Short exercise: Give only the number of lines in the listing below where the string "JSON" occurs.
# # # # # # #
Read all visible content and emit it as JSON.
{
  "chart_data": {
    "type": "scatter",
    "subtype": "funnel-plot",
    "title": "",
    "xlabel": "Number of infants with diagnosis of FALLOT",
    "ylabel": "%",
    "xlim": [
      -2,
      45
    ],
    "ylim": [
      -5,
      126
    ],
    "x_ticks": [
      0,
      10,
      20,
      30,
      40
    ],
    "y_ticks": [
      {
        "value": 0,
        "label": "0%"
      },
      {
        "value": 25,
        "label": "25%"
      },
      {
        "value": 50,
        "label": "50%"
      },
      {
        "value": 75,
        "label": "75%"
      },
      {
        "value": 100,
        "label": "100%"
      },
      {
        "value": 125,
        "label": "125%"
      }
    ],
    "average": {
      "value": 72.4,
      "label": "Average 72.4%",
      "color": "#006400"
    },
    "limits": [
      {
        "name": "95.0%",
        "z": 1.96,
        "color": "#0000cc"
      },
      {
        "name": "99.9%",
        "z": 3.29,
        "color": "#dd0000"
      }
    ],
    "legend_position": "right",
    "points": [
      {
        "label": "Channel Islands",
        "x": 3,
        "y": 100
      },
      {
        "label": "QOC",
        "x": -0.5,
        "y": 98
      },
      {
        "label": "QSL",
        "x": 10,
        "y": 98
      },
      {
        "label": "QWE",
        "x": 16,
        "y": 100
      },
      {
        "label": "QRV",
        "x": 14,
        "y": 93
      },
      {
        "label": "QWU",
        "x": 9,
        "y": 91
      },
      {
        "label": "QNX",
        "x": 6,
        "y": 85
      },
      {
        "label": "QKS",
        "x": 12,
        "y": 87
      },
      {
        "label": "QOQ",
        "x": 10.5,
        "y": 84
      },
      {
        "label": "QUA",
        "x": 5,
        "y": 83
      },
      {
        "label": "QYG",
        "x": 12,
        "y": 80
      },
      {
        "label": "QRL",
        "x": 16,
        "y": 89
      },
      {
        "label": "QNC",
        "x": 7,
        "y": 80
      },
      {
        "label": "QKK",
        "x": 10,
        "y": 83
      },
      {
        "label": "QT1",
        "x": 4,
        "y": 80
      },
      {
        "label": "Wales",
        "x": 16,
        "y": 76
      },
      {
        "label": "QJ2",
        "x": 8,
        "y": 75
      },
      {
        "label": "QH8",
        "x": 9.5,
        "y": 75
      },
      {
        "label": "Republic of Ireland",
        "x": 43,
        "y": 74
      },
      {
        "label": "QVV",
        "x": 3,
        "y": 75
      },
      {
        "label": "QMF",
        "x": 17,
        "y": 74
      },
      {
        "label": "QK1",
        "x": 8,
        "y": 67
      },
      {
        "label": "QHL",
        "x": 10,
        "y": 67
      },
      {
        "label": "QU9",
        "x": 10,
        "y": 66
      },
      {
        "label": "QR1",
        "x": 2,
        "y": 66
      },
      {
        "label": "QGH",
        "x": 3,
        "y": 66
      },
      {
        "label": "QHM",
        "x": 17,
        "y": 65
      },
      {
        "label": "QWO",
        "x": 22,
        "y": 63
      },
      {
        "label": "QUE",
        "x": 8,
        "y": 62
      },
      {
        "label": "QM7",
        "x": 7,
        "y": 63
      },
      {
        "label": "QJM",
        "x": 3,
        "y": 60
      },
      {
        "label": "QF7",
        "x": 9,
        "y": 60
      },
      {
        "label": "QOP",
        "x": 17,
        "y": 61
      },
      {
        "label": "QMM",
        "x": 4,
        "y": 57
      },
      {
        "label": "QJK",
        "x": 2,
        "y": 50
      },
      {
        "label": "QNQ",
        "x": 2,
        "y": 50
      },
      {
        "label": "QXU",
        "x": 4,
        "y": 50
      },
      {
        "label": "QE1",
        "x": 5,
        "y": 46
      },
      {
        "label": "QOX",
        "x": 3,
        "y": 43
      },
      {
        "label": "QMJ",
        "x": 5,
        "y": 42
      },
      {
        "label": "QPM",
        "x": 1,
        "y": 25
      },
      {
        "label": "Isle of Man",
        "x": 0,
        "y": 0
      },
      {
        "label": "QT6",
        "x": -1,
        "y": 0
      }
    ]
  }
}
# # # # # # #
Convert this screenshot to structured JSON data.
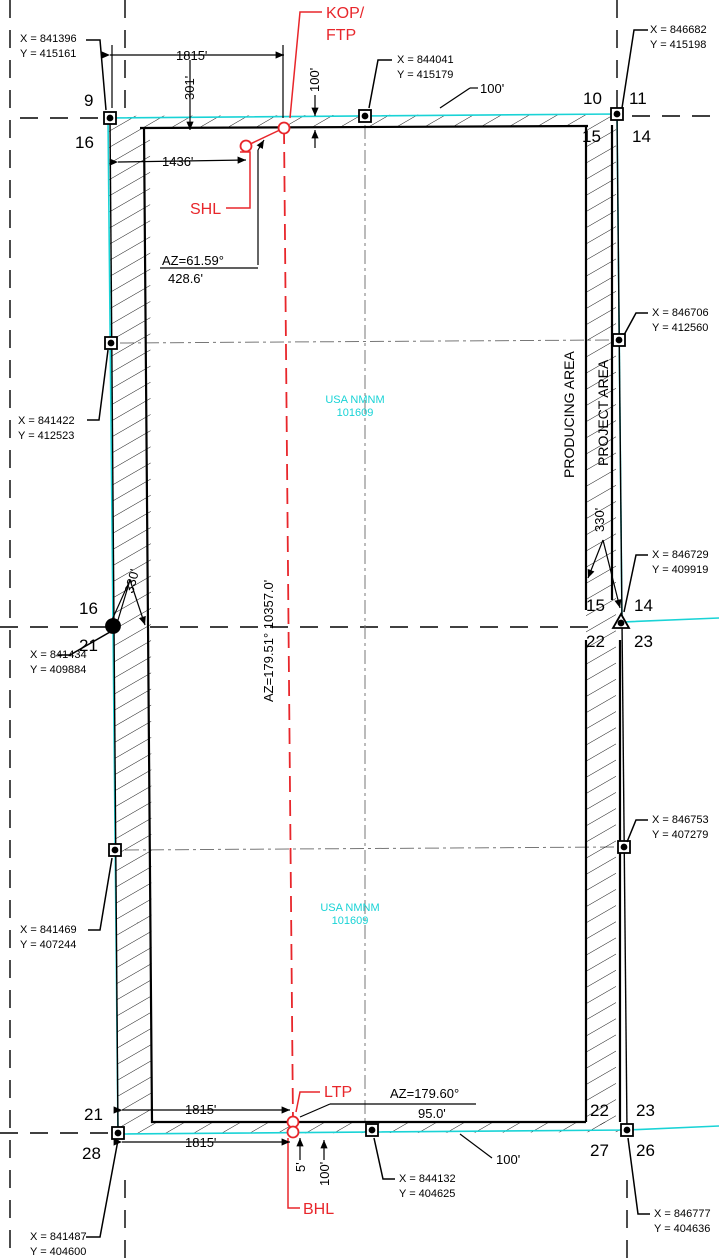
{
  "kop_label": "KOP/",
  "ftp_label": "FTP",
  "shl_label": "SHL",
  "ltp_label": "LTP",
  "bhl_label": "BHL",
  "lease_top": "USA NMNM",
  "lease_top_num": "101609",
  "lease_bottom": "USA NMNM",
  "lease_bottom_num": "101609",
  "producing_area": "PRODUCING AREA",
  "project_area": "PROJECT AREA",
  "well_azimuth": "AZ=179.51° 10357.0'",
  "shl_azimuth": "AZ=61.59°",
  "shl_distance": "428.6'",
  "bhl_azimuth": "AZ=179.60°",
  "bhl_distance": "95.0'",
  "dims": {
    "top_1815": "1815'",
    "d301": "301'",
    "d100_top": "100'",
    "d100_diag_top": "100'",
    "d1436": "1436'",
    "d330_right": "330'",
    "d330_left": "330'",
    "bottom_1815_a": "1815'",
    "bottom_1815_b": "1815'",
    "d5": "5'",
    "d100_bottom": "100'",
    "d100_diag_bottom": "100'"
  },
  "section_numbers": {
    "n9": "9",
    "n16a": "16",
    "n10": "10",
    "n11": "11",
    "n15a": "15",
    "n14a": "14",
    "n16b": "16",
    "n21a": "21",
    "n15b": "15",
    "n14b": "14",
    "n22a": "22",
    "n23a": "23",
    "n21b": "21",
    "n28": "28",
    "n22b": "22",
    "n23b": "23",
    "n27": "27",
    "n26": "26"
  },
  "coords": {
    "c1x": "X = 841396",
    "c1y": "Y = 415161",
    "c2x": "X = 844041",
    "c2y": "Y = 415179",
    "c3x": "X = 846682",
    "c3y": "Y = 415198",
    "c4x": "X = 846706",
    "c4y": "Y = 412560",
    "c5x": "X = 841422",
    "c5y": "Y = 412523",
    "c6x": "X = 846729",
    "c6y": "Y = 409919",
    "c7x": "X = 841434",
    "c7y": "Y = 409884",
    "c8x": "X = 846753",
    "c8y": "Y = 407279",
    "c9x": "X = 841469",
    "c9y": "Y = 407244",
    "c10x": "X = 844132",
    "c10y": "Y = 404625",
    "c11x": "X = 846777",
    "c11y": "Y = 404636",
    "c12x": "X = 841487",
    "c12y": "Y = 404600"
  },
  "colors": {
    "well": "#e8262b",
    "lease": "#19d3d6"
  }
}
# # # # # # #
Full output: 2